#### Problem description
Return each line that holds the word "Fulop".

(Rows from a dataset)
---+---

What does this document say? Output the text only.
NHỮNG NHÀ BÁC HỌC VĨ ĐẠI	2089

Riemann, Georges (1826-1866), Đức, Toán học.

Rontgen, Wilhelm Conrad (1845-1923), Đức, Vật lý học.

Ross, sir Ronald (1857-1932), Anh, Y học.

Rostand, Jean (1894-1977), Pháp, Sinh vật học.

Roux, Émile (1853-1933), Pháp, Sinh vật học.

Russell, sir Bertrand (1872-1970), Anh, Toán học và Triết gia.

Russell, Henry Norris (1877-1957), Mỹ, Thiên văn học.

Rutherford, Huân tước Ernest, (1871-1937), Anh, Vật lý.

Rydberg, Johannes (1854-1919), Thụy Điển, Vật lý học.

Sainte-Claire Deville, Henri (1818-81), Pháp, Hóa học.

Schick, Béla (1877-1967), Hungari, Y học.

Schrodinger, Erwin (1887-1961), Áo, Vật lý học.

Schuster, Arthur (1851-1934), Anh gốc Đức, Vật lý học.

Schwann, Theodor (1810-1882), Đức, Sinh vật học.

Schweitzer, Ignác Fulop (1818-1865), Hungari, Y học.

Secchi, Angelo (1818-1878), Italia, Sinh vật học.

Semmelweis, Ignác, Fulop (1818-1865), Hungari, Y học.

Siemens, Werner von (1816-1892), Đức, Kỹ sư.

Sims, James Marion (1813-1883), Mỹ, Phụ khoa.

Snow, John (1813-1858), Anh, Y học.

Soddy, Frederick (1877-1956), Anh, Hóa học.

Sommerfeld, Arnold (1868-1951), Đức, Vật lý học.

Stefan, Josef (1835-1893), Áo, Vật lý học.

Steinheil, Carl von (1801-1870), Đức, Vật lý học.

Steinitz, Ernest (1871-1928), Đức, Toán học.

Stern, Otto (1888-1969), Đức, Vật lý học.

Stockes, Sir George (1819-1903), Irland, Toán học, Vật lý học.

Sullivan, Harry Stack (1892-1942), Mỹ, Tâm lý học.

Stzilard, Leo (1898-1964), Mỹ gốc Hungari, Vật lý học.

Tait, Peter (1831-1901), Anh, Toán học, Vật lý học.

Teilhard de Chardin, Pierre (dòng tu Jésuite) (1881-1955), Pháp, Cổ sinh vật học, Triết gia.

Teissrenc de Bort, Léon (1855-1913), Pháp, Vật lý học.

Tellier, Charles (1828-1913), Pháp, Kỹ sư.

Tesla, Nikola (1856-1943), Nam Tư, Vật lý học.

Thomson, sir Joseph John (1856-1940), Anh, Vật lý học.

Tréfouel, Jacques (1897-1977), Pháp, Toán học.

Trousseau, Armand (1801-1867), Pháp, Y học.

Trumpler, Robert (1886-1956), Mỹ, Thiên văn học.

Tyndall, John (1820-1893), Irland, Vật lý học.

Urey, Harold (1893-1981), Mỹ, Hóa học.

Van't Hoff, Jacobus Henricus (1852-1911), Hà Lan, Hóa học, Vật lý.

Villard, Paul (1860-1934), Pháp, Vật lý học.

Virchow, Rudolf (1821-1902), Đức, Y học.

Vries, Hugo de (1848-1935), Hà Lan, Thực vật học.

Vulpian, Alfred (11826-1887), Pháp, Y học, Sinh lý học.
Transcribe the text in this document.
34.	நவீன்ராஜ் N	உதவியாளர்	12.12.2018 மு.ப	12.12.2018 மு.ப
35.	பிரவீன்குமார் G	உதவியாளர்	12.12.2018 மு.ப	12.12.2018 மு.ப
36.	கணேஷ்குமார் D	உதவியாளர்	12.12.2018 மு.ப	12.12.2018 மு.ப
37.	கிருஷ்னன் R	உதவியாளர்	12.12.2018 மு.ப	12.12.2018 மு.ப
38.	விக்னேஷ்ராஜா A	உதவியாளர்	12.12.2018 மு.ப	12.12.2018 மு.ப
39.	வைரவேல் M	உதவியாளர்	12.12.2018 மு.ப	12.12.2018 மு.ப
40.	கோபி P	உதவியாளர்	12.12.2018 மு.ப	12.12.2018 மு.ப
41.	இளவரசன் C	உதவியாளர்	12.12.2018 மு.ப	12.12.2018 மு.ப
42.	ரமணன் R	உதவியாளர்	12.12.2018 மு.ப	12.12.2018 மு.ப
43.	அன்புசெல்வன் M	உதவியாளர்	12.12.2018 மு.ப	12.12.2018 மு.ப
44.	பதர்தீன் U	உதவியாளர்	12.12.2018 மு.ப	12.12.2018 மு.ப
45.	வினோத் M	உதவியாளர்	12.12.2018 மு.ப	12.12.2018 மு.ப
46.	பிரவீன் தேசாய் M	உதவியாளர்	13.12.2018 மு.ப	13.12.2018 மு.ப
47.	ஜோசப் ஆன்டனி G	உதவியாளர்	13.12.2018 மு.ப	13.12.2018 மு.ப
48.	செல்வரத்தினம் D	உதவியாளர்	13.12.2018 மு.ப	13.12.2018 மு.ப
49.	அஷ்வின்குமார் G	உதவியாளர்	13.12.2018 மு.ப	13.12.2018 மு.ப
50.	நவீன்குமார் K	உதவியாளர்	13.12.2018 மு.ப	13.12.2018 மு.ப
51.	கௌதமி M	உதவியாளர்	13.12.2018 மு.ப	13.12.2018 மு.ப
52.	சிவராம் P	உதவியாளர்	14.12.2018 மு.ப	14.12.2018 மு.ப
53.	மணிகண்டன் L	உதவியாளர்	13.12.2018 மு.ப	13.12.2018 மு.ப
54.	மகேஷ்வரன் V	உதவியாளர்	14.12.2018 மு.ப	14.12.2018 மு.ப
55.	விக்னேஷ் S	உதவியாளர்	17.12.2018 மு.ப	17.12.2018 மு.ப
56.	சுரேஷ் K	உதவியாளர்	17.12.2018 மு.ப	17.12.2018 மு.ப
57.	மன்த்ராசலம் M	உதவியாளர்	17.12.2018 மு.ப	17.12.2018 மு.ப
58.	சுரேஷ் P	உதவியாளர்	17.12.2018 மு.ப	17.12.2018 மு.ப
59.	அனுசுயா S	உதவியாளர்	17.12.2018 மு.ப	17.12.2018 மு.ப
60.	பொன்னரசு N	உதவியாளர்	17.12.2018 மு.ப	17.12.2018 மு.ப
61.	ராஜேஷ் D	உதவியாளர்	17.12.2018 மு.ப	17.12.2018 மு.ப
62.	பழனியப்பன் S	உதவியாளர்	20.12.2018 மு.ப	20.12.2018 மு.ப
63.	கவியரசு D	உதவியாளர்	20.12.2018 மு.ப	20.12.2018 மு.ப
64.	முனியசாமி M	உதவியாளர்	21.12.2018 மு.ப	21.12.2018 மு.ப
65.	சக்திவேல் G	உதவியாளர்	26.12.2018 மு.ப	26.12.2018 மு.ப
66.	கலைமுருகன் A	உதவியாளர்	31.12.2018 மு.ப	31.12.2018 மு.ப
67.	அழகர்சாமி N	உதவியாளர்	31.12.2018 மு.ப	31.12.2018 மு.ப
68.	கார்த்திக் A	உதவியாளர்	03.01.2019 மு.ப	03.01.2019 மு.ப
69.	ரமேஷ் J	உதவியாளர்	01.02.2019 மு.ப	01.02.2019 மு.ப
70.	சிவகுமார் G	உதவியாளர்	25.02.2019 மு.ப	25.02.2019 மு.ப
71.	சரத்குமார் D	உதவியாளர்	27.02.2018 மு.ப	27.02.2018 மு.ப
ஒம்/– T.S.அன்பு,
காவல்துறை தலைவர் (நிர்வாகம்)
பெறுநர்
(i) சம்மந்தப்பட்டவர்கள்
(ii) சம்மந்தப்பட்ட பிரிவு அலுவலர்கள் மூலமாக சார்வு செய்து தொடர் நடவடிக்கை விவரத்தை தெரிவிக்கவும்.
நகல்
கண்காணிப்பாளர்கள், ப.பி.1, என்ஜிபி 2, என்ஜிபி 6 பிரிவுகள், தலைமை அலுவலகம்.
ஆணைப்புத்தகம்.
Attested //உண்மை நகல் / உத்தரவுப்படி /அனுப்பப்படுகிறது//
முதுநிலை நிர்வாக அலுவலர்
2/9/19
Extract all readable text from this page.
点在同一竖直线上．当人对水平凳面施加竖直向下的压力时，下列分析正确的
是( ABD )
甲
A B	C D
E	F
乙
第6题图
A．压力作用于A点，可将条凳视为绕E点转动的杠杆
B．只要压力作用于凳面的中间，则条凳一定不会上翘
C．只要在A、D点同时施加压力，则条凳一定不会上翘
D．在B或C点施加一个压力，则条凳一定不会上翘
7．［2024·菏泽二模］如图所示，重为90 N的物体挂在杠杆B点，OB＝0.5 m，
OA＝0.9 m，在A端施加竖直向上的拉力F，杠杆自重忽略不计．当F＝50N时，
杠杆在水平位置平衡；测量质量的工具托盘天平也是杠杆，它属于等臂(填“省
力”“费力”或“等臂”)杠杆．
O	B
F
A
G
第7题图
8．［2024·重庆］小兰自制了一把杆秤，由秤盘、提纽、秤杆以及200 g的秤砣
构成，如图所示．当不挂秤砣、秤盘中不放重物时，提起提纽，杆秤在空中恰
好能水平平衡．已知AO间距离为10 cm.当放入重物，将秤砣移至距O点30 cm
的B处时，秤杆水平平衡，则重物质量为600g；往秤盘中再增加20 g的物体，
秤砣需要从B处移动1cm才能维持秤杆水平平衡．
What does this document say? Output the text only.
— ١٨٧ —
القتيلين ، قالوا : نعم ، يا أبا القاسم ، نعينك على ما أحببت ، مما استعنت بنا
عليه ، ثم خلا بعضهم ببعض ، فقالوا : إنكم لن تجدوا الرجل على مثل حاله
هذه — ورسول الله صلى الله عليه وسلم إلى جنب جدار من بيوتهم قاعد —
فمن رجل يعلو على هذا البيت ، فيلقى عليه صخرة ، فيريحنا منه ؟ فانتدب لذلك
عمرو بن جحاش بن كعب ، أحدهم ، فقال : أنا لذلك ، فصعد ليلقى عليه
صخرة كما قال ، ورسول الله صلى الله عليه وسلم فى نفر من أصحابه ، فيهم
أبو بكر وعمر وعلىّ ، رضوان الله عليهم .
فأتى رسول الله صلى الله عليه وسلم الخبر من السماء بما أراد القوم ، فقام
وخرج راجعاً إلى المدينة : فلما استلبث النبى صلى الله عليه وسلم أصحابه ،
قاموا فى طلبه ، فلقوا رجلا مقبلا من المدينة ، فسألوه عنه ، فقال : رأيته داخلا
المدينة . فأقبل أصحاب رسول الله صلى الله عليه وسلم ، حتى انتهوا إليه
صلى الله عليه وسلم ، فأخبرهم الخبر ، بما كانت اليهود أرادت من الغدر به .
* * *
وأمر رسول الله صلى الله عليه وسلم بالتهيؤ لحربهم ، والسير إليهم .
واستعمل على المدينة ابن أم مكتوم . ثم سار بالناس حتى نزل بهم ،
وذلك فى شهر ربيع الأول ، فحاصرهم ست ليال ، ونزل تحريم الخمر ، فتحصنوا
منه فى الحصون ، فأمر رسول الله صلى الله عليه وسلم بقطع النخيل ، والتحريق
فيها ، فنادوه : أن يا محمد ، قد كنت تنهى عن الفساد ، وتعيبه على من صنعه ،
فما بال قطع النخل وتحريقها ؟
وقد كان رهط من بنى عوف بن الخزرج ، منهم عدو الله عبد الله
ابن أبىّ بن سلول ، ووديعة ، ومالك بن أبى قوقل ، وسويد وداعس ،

---+---

#### Exercise output
Schweitzer, Ignác Fulop (1818-1865), Hungari, Y học.
Semmelweis, Ignác, Fulop (1818-1865), Hungari, Y học.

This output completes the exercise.